Entries:
- - -

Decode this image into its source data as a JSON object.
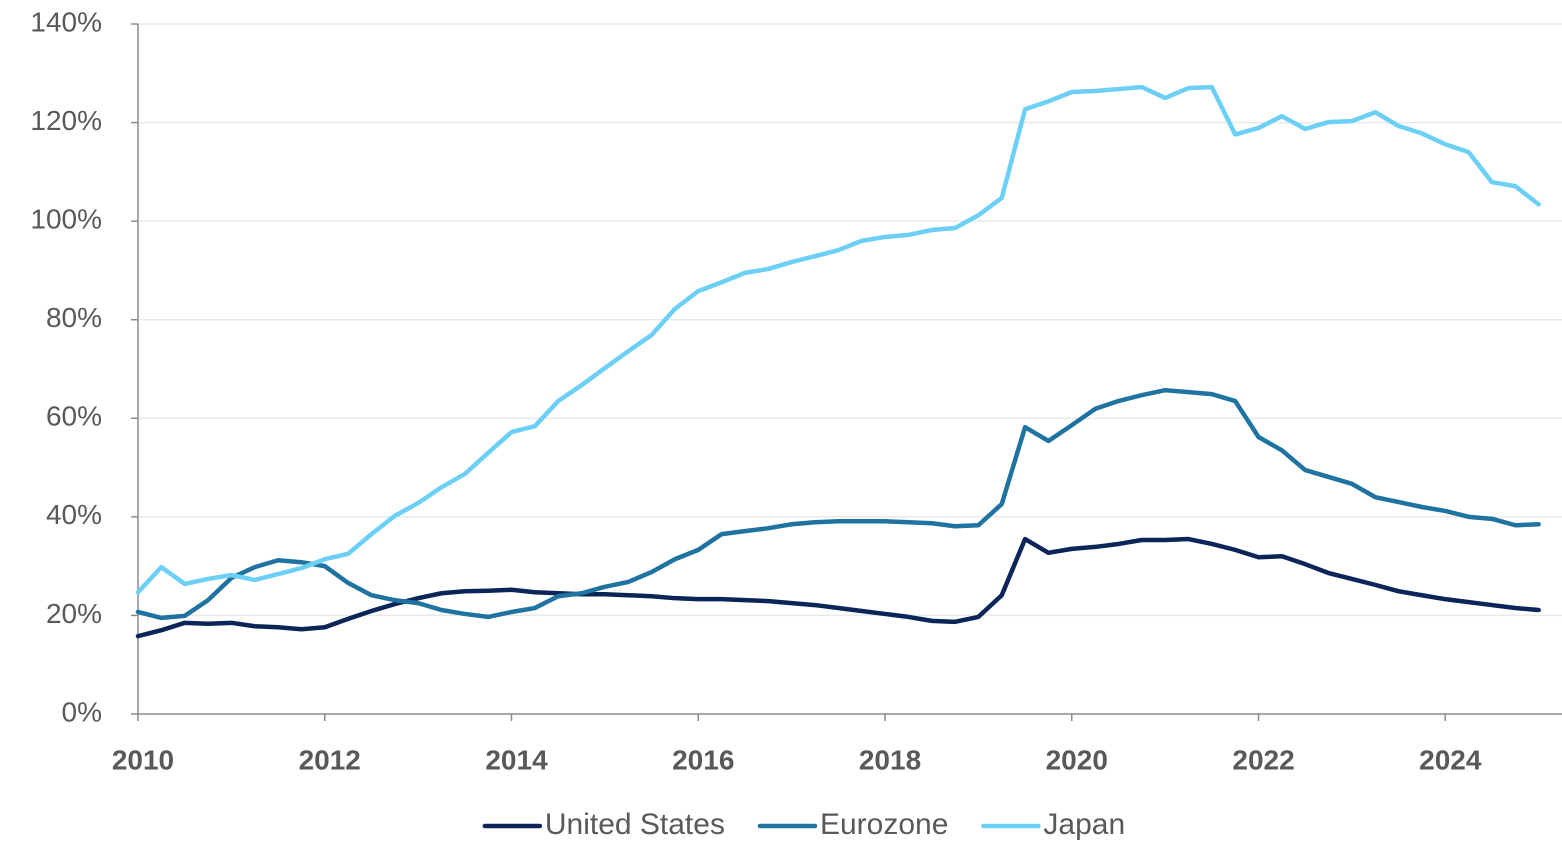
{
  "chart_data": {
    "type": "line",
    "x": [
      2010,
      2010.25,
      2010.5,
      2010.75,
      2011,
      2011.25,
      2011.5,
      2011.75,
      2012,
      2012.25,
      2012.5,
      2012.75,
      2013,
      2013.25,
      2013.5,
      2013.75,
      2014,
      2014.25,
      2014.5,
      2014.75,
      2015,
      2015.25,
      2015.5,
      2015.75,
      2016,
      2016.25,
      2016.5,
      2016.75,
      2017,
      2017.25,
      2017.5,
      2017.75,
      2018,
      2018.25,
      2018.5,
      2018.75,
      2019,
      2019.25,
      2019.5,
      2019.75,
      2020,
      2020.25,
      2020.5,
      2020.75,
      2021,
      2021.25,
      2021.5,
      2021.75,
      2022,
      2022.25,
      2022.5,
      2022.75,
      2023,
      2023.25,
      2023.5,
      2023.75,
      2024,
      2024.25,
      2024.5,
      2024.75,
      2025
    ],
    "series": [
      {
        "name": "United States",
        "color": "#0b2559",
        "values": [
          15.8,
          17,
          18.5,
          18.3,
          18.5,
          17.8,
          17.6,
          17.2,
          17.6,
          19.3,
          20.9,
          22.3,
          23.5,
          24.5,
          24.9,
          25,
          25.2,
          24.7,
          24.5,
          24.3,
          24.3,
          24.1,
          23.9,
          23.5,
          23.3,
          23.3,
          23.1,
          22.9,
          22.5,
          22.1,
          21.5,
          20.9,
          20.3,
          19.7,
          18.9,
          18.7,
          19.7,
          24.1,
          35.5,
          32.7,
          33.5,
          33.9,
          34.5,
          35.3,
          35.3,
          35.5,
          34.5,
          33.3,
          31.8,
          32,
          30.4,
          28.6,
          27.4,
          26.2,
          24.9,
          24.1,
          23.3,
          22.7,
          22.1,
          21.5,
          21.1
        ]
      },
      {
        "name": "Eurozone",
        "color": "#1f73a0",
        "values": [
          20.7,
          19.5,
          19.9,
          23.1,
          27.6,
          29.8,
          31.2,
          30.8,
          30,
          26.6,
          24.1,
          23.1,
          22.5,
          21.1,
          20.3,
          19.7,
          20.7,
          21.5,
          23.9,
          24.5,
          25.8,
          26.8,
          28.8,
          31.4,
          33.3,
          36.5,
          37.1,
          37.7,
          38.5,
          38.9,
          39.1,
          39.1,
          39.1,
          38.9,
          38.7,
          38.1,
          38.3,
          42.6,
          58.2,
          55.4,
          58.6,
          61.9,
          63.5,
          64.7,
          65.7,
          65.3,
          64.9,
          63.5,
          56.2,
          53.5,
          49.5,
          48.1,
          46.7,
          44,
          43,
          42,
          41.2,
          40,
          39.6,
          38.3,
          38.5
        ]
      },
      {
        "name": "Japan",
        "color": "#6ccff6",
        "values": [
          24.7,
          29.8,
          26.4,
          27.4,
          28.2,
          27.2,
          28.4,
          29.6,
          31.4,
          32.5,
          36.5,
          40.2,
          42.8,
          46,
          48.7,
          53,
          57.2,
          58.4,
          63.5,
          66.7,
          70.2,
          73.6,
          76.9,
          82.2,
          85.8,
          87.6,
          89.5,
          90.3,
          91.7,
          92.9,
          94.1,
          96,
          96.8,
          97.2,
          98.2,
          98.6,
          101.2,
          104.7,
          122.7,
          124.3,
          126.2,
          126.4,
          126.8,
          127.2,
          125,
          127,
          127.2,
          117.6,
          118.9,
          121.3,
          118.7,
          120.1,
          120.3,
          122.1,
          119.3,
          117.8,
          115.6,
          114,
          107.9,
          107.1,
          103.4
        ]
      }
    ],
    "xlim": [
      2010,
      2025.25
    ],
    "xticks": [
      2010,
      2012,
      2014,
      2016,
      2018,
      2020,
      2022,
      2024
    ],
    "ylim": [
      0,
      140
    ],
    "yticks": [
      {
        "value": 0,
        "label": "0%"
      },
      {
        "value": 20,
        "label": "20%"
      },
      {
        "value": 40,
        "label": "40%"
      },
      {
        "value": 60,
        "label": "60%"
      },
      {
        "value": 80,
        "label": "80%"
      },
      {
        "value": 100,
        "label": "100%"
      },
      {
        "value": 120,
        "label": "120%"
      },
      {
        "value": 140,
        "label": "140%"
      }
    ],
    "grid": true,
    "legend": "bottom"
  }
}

- - -

Your task: Write out the whole listing again, exactly, with no pictures.

Complete output:
Decode this image into its source data as a JSON object.
{
  "chart_data": {
    "type": "line",
    "x": [
      2010,
      2010.25,
      2010.5,
      2010.75,
      2011,
      2011.25,
      2011.5,
      2011.75,
      2012,
      2012.25,
      2012.5,
      2012.75,
      2013,
      2013.25,
      2013.5,
      2013.75,
      2014,
      2014.25,
      2014.5,
      2014.75,
      2015,
      2015.25,
      2015.5,
      2015.75,
      2016,
      2016.25,
      2016.5,
      2016.75,
      2017,
      2017.25,
      2017.5,
      2017.75,
      2018,
      2018.25,
      2018.5,
      2018.75,
      2019,
      2019.25,
      2019.5,
      2019.75,
      2020,
      2020.25,
      2020.5,
      2020.75,
      2021,
      2021.25,
      2021.5,
      2021.75,
      2022,
      2022.25,
      2022.5,
      2022.75,
      2023,
      2023.25,
      2023.5,
      2023.75,
      2024,
      2024.25,
      2024.5,
      2024.75,
      2025
    ],
    "series": [
      {
        "name": "United States",
        "color": "#0b2559",
        "values": [
          15.8,
          17,
          18.5,
          18.3,
          18.5,
          17.8,
          17.6,
          17.2,
          17.6,
          19.3,
          20.9,
          22.3,
          23.5,
          24.5,
          24.9,
          25,
          25.2,
          24.7,
          24.5,
          24.3,
          24.3,
          24.1,
          23.9,
          23.5,
          23.3,
          23.3,
          23.1,
          22.9,
          22.5,
          22.1,
          21.5,
          20.9,
          20.3,
          19.7,
          18.9,
          18.7,
          19.7,
          24.1,
          35.5,
          32.7,
          33.5,
          33.9,
          34.5,
          35.3,
          35.3,
          35.5,
          34.5,
          33.3,
          31.8,
          32,
          30.4,
          28.6,
          27.4,
          26.2,
          24.9,
          24.1,
          23.3,
          22.7,
          22.1,
          21.5,
          21.1
        ]
      },
      {
        "name": "Eurozone",
        "color": "#1f73a0",
        "values": [
          20.7,
          19.5,
          19.9,
          23.1,
          27.6,
          29.8,
          31.2,
          30.8,
          30,
          26.6,
          24.1,
          23.1,
          22.5,
          21.1,
          20.3,
          19.7,
          20.7,
          21.5,
          23.9,
          24.5,
          25.8,
          26.8,
          28.8,
          31.4,
          33.3,
          36.5,
          37.1,
          37.7,
          38.5,
          38.9,
          39.1,
          39.1,
          39.1,
          38.9,
          38.7,
          38.1,
          38.3,
          42.6,
          58.2,
          55.4,
          58.6,
          61.9,
          63.5,
          64.7,
          65.7,
          65.3,
          64.9,
          63.5,
          56.2,
          53.5,
          49.5,
          48.1,
          46.7,
          44,
          43,
          42,
          41.2,
          40,
          39.6,
          38.3,
          38.5
        ]
      },
      {
        "name": "Japan",
        "color": "#6ccff6",
        "values": [
          24.7,
          29.8,
          26.4,
          27.4,
          28.2,
          27.2,
          28.4,
          29.6,
          31.4,
          32.5,
          36.5,
          40.2,
          42.8,
          46,
          48.7,
          53,
          57.2,
          58.4,
          63.5,
          66.7,
          70.2,
          73.6,
          76.9,
          82.2,
          85.8,
          87.6,
          89.5,
          90.3,
          91.7,
          92.9,
          94.1,
          96,
          96.8,
          97.2,
          98.2,
          98.6,
          101.2,
          104.7,
          122.7,
          124.3,
          126.2,
          126.4,
          126.8,
          127.2,
          125,
          127,
          127.2,
          117.6,
          118.9,
          121.3,
          118.7,
          120.1,
          120.3,
          122.1,
          119.3,
          117.8,
          115.6,
          114,
          107.9,
          107.1,
          103.4
        ]
      }
    ],
    "xlim": [
      2010,
      2025.25
    ],
    "xticks": [
      2010,
      2012,
      2014,
      2016,
      2018,
      2020,
      2022,
      2024
    ],
    "ylim": [
      0,
      140
    ],
    "yticks": [
      {
        "value": 0,
        "label": "0%"
      },
      {
        "value": 20,
        "label": "20%"
      },
      {
        "value": 40,
        "label": "40%"
      },
      {
        "value": 60,
        "label": "60%"
      },
      {
        "value": 80,
        "label": "80%"
      },
      {
        "value": 100,
        "label": "100%"
      },
      {
        "value": 120,
        "label": "120%"
      },
      {
        "value": 140,
        "label": "140%"
      }
    ],
    "grid": true,
    "legend": "bottom"
  }
}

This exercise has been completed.